--- BEGIN ---

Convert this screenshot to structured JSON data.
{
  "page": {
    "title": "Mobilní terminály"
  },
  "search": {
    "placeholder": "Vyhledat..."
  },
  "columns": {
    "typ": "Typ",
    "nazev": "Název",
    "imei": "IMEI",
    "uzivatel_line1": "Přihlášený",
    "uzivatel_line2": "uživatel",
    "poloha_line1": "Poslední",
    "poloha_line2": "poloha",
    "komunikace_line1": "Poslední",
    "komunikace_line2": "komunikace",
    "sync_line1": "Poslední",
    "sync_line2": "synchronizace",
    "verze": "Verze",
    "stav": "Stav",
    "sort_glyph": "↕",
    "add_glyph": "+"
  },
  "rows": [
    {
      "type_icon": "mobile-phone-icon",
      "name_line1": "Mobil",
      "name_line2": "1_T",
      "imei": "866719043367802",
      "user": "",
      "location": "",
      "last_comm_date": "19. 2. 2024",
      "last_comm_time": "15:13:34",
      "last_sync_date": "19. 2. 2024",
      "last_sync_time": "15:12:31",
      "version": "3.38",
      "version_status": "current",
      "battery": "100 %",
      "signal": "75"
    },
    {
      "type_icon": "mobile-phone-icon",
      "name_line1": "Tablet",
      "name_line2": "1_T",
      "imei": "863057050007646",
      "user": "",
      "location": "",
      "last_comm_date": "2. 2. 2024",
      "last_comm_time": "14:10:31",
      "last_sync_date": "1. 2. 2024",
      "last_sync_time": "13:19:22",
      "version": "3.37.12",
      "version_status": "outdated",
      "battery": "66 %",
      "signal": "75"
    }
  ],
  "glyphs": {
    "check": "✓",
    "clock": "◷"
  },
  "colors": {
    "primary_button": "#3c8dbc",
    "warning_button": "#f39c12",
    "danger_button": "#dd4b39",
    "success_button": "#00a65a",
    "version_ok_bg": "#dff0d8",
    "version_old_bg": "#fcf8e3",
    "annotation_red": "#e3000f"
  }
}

--- END ---

▸ Objective
Output all of the data above without any alteration.

▸ The reply
Convert this screenshot to structured JSON data.
{
  "page": {
    "title": "Mobilní terminály"
  },
  "search": {
    "placeholder": "Vyhledat..."
  },
  "columns": {
    "typ": "Typ",
    "nazev": "Název",
    "imei": "IMEI",
    "uzivatel_line1": "Přihlášený",
    "uzivatel_line2": "uživatel",
    "poloha_line1": "Poslední",
    "poloha_line2": "poloha",
    "komunikace_line1": "Poslední",
    "komunikace_line2": "komunikace",
    "sync_line1": "Poslední",
    "sync_line2": "synchronizace",
    "verze": "Verze",
    "stav": "Stav",
    "sort_glyph": "↕",
    "add_glyph": "+"
  },
  "rows": [
    {
      "type_icon": "mobile-phone-icon",
      "name_line1": "Mobil",
      "name_line2": "1_T",
      "imei": "866719043367802",
      "user": "",
      "location": "",
      "last_comm_date": "19. 2. 2024",
      "last_comm_time": "15:13:34",
      "last_sync_date": "19. 2. 2024",
      "last_sync_time": "15:12:31",
      "version": "3.38",
      "version_status": "current",
      "battery": "100 %",
      "signal": "75"
    },
    {
      "type_icon": "mobile-phone-icon",
      "name_line1": "Tablet",
      "name_line2": "1_T",
      "imei": "863057050007646",
      "user": "",
      "location": "",
      "last_comm_date": "2. 2. 2024",
      "last_comm_time": "14:10:31",
      "last_sync_date": "1. 2. 2024",
      "last_sync_time": "13:19:22",
      "version": "3.37.12",
      "version_status": "outdated",
      "battery": "66 %",
      "signal": "75"
    }
  ],
  "glyphs": {
    "check": "✓",
    "clock": "◷"
  },
  "colors": {
    "primary_button": "#3c8dbc",
    "warning_button": "#f39c12",
    "danger_button": "#dd4b39",
    "success_button": "#00a65a",
    "version_ok_bg": "#dff0d8",
    "version_old_bg": "#fcf8e3",
    "annotation_red": "#e3000f"
  }
}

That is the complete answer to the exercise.